* START *
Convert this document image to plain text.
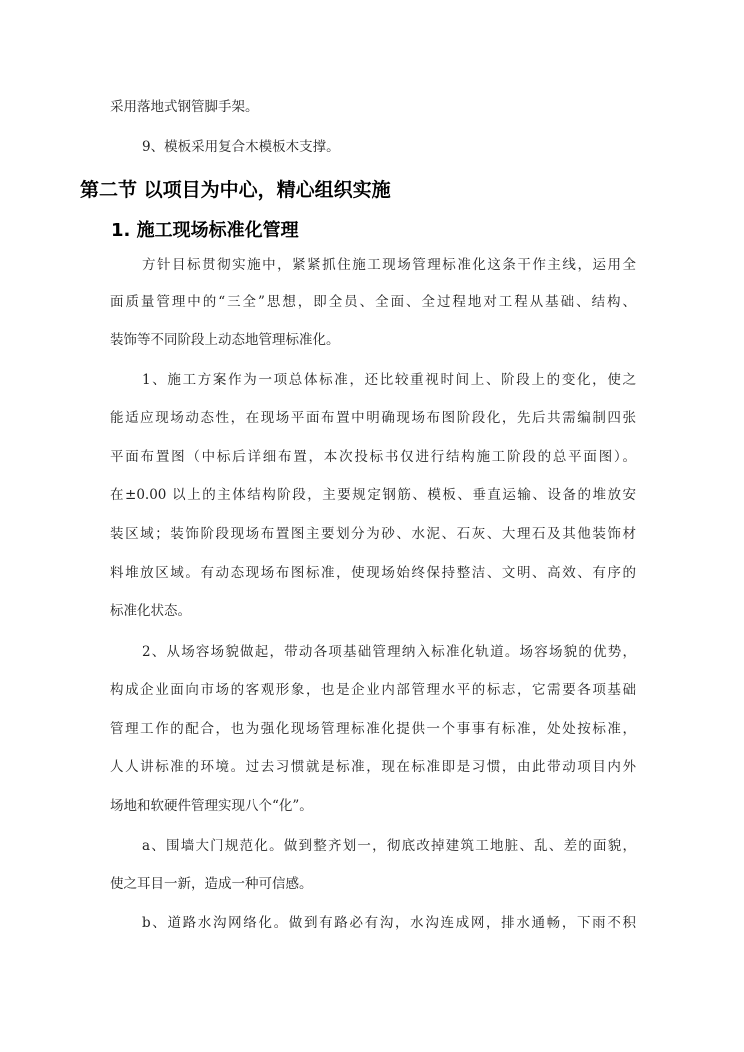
第二节 以项目为中心，精心组织实施
1. 施工现场标准化管理
采用落地式钢管脚手架。
9、模板采用复合木模板木支撑。
方针目标贯彻实施中，紧紧抓住施工现场管理标准化这条干作主线，运用全
面质量管理中的“三全”思想，即全员、全面、全过程地对工程从基础、结构、
装饰等不同阶段上动态地管理标准化。
1、施工方案作为一项总体标准，还比较重视时间上、阶段上的变化，使之
能适应现场动态性，在现场平面布置中明确现场布图阶段化，先后共需编制四张
平面布置图（中标后详细布置，本次投标书仅进行结构施工阶段的总平面图）。
在±0.00 以上的主体结构阶段，主要规定钢筋、模板、垂直运输、设备的堆放安
装区域；装饰阶段现场布置图主要划分为砂、水泥、石灰、大理石及其他装饰材
料堆放区域。有动态现场布图标准，使现场始终保持整洁、文明、高效、有序的
标准化状态。
2、从场容场貌做起，带动各项基础管理纳入标准化轨道。场容场貌的优势，
构成企业面向市场的客观形象，也是企业内部管理水平的标志，它需要各项基础
管理工作的配合，也为强化现场管理标准化提供一个事事有标准，处处按标准，
人人讲标准的环境。过去习惯就是标准，现在标准即是习惯，由此带动项目内外
场地和软硬件管理实现八个“化”。
a、围墙大门规范化。做到整齐划一，彻底改掉建筑工地脏、乱、差的面貌，
使之耳目一新，造成一种可信感。
b、道路水沟网络化。做到有路必有沟，水沟连成网，排水通畅，下雨不积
* END *
§ DIRECTIONS FOR THIS TASK: Copy out each line word for word, please, skipping the images.

§ RESULT OF THIS EXERCISE:
Convert this document image to plain text.
第二节 以项目为中心，精心组织实施
1. 施工现场标准化管理
采用落地式钢管脚手架。
9、模板采用复合木模板木支撑。
方针目标贯彻实施中，紧紧抓住施工现场管理标准化这条干作主线，运用全
面质量管理中的“三全”思想，即全员、全面、全过程地对工程从基础、结构、
装饰等不同阶段上动态地管理标准化。
1、施工方案作为一项总体标准，还比较重视时间上、阶段上的变化，使之
能适应现场动态性，在现场平面布置中明确现场布图阶段化，先后共需编制四张
平面布置图（中标后详细布置，本次投标书仅进行结构施工阶段的总平面图）。
在±0.00 以上的主体结构阶段，主要规定钢筋、模板、垂直运输、设备的堆放安
装区域；装饰阶段现场布置图主要划分为砂、水泥、石灰、大理石及其他装饰材
料堆放区域。有动态现场布图标准，使现场始终保持整洁、文明、高效、有序的
标准化状态。
2、从场容场貌做起，带动各项基础管理纳入标准化轨道。场容场貌的优势，
构成企业面向市场的客观形象，也是企业内部管理水平的标志，它需要各项基础
管理工作的配合，也为强化现场管理标准化提供一个事事有标准，处处按标准，
人人讲标准的环境。过去习惯就是标准，现在标准即是习惯，由此带动项目内外
场地和软硬件管理实现八个“化”。
a、围墙大门规范化。做到整齐划一，彻底改掉建筑工地脏、乱、差的面貌，
使之耳目一新，造成一种可信感。
b、道路水沟网络化。做到有路必有沟，水沟连成网，排水通畅，下雨不积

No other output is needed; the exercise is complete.